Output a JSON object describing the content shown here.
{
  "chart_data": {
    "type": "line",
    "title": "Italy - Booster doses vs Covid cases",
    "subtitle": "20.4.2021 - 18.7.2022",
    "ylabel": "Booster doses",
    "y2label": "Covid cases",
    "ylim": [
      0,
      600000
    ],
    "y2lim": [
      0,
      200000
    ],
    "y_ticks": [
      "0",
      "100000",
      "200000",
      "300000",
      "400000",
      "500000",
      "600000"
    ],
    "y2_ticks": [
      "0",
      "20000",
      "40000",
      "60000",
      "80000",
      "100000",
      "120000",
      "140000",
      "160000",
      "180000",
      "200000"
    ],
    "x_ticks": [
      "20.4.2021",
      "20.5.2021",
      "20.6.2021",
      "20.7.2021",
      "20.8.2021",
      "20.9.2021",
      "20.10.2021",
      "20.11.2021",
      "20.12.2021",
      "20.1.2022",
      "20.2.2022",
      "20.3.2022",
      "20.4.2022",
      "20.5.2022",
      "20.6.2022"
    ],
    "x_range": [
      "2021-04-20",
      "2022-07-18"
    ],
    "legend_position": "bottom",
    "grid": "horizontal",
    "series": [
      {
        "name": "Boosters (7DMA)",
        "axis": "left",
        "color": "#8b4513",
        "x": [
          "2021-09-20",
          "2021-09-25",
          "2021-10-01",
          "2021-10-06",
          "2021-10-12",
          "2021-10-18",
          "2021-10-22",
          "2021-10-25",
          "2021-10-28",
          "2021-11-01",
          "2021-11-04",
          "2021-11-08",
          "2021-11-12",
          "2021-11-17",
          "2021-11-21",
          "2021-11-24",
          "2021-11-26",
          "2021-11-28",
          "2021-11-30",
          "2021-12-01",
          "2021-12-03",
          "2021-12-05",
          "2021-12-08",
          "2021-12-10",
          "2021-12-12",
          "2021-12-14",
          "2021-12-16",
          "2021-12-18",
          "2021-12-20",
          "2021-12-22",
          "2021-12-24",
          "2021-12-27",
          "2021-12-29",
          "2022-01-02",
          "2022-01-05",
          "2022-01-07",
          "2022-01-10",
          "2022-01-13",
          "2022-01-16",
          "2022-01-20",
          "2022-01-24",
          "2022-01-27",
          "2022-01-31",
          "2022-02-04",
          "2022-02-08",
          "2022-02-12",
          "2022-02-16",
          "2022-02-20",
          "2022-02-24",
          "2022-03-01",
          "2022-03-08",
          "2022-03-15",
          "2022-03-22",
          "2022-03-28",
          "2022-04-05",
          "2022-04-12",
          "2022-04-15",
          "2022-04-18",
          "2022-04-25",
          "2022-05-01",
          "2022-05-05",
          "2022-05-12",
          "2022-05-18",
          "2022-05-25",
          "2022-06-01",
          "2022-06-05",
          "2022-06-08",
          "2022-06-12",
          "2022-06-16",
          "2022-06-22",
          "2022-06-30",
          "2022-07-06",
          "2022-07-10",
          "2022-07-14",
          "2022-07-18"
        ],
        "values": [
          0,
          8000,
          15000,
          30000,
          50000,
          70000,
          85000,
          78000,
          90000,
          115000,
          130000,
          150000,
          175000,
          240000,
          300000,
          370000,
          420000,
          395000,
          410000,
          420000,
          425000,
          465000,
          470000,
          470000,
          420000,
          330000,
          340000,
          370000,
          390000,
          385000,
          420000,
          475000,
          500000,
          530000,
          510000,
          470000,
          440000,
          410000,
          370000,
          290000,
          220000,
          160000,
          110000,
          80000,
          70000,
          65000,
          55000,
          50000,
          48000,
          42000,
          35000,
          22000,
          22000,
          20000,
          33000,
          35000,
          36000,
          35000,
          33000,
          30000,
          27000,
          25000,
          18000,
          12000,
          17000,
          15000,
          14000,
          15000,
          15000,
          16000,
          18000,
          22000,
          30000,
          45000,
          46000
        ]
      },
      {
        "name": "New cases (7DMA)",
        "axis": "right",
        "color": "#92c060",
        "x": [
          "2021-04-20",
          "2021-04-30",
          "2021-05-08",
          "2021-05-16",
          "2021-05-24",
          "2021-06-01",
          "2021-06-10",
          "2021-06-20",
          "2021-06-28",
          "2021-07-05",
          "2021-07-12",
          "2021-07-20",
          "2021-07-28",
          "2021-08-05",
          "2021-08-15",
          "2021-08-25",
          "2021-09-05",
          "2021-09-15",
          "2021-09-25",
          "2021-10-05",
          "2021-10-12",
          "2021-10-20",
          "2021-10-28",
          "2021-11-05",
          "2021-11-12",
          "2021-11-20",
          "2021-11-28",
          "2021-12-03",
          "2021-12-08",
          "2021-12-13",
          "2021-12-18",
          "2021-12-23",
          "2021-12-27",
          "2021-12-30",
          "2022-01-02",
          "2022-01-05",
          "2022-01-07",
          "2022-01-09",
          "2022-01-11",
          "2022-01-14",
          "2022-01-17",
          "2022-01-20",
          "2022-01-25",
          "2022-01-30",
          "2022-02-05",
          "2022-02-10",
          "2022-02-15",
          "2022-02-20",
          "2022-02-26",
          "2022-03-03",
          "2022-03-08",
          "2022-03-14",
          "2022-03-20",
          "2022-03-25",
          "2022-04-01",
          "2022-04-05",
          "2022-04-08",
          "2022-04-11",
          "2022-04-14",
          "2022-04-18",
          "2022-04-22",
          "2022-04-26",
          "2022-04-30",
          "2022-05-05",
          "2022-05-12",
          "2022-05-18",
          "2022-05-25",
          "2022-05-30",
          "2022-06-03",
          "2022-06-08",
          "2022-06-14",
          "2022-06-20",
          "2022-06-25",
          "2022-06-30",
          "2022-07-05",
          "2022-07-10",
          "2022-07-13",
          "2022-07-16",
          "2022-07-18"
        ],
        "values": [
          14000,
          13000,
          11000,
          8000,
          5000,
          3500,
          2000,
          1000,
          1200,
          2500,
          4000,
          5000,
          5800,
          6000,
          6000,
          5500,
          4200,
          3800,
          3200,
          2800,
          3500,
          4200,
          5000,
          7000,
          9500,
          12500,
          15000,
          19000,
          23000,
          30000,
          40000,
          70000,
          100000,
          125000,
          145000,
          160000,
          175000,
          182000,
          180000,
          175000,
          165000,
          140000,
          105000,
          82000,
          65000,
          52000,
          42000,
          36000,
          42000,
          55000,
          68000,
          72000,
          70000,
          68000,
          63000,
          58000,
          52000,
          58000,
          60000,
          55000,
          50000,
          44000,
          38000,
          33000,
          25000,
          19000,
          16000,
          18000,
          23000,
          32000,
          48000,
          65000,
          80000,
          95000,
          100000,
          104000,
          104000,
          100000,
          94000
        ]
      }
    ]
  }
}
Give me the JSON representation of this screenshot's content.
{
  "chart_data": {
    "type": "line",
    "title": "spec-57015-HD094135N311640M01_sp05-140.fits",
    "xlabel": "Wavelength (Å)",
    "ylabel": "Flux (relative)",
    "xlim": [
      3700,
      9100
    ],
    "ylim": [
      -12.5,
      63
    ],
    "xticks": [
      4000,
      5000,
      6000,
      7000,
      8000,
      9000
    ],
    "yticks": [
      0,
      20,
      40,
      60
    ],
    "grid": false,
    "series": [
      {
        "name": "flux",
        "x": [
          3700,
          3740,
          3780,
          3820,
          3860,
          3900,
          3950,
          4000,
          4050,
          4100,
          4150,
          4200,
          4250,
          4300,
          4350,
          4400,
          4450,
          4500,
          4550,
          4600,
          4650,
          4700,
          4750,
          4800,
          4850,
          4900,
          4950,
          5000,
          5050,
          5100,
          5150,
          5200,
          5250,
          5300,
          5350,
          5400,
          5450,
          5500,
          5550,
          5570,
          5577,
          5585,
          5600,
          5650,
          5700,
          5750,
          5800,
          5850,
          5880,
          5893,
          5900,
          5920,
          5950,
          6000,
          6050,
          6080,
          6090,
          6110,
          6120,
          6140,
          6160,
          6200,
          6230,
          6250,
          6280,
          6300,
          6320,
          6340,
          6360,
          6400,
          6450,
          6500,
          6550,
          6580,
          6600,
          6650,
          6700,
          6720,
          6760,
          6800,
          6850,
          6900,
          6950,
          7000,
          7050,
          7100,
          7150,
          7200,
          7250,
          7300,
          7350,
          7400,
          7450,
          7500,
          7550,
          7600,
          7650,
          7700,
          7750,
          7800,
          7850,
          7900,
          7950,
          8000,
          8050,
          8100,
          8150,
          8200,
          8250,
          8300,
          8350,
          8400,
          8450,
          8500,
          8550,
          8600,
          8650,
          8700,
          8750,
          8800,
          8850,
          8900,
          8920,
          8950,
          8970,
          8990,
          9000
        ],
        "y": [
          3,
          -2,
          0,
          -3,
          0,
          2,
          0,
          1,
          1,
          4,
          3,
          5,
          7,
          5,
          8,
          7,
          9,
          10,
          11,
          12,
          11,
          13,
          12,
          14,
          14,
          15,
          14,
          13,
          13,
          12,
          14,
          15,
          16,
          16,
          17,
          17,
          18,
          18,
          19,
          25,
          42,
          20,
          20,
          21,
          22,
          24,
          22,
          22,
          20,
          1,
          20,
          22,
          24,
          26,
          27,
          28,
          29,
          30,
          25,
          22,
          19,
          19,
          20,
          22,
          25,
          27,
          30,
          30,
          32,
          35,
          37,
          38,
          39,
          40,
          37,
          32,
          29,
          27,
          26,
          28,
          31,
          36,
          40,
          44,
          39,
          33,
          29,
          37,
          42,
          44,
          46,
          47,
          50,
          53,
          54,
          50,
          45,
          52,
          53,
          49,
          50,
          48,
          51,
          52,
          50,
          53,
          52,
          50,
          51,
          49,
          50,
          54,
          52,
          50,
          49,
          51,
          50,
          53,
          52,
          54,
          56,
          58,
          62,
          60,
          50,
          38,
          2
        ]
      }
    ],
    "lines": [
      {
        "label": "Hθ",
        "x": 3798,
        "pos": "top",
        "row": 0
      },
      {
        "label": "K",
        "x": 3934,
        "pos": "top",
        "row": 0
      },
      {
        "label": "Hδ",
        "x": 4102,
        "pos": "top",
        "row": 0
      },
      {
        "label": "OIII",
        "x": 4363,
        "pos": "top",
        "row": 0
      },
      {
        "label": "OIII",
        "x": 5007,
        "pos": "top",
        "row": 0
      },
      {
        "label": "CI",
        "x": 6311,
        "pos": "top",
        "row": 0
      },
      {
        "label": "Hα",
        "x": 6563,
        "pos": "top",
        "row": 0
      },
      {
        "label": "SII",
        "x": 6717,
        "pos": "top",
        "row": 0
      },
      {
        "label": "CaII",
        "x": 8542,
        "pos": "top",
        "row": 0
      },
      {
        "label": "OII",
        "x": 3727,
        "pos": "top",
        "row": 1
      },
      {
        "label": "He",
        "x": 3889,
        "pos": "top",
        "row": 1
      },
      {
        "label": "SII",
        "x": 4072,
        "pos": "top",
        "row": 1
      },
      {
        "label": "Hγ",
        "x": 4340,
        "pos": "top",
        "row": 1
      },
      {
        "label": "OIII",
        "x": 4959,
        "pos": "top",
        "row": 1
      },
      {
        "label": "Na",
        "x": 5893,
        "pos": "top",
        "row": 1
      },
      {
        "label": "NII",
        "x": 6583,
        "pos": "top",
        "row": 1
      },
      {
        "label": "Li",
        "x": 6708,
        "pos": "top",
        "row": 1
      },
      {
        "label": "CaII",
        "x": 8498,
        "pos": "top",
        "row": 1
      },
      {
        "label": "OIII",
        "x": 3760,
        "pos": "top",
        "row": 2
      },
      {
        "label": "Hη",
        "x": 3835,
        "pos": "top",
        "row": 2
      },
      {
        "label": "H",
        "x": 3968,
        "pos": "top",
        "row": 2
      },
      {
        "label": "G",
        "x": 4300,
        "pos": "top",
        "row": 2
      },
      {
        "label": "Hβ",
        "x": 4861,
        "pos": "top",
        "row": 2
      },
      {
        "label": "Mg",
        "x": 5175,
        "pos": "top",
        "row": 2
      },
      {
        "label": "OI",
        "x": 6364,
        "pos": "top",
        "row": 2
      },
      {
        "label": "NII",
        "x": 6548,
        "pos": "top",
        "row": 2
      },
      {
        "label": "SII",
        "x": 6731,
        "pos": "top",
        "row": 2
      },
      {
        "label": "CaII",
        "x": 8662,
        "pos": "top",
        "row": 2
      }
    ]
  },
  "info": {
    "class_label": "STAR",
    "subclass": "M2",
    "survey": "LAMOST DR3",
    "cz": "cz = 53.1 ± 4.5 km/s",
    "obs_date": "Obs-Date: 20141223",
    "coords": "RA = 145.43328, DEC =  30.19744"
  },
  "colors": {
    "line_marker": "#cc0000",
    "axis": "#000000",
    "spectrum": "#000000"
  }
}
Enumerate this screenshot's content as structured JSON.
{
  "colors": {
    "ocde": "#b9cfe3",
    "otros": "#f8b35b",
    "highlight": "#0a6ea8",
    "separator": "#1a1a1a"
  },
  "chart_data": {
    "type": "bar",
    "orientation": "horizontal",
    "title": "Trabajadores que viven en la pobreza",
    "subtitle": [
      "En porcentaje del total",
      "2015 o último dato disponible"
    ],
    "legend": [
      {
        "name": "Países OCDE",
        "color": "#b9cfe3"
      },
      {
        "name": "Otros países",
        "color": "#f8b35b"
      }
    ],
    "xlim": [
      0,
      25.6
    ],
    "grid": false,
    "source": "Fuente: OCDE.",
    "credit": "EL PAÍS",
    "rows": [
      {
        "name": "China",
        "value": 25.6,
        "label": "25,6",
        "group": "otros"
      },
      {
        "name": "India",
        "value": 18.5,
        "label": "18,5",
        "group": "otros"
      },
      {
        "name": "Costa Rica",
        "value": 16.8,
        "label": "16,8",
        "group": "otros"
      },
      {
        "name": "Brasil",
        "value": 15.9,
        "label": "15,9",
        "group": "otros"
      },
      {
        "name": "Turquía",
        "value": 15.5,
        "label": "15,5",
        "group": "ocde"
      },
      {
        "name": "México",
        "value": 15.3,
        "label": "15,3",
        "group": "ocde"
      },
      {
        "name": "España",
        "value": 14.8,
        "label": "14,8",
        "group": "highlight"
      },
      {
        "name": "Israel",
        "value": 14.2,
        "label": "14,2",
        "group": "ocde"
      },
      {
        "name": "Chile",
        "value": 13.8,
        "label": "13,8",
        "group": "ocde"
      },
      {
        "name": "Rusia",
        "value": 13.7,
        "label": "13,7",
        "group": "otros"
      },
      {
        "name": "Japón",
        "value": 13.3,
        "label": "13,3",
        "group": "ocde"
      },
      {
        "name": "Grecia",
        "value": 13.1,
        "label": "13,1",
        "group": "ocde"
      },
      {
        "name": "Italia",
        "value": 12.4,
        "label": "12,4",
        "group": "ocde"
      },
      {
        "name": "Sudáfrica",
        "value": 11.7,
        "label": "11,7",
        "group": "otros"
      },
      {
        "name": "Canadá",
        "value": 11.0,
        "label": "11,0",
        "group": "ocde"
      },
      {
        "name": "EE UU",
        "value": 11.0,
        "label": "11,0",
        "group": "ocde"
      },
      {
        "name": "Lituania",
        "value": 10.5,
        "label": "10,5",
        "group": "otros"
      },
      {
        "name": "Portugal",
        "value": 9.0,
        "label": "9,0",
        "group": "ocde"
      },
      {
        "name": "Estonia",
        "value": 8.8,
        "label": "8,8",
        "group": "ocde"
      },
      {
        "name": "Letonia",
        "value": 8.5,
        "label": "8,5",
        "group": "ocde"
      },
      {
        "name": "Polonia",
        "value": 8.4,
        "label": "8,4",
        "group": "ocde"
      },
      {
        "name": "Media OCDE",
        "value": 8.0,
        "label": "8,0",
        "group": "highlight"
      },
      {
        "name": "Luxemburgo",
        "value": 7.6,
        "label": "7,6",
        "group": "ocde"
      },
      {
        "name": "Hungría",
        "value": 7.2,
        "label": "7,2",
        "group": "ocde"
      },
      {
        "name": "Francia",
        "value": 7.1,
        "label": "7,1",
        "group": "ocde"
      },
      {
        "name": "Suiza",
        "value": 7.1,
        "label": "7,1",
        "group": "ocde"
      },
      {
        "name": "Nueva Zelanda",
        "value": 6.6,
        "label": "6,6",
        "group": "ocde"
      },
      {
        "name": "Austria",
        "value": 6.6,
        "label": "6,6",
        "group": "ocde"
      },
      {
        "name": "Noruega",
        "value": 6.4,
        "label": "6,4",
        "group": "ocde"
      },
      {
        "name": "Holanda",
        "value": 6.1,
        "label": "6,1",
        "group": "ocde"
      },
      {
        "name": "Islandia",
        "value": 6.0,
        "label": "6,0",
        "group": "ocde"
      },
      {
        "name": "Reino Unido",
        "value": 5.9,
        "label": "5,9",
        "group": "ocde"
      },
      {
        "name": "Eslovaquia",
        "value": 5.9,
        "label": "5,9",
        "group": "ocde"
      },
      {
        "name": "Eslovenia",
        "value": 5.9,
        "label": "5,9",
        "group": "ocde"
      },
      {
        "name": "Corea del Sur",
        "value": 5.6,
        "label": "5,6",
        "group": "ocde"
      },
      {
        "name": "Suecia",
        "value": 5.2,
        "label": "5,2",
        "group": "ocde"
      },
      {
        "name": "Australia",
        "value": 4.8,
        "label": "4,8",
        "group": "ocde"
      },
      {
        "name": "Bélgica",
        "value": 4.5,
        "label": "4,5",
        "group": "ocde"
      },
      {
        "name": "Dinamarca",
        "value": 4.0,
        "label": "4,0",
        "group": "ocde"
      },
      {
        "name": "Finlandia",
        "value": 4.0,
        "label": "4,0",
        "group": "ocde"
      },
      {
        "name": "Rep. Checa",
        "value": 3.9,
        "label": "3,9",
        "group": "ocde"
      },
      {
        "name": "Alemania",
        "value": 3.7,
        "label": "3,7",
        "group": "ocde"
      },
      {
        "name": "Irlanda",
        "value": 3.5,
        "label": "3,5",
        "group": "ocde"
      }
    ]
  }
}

· · · · ·

*DIRECTIVE*
Give the number of lines in the entries that include the string "ylabel", and nothing more.

*SOLVED EXERCISE*
2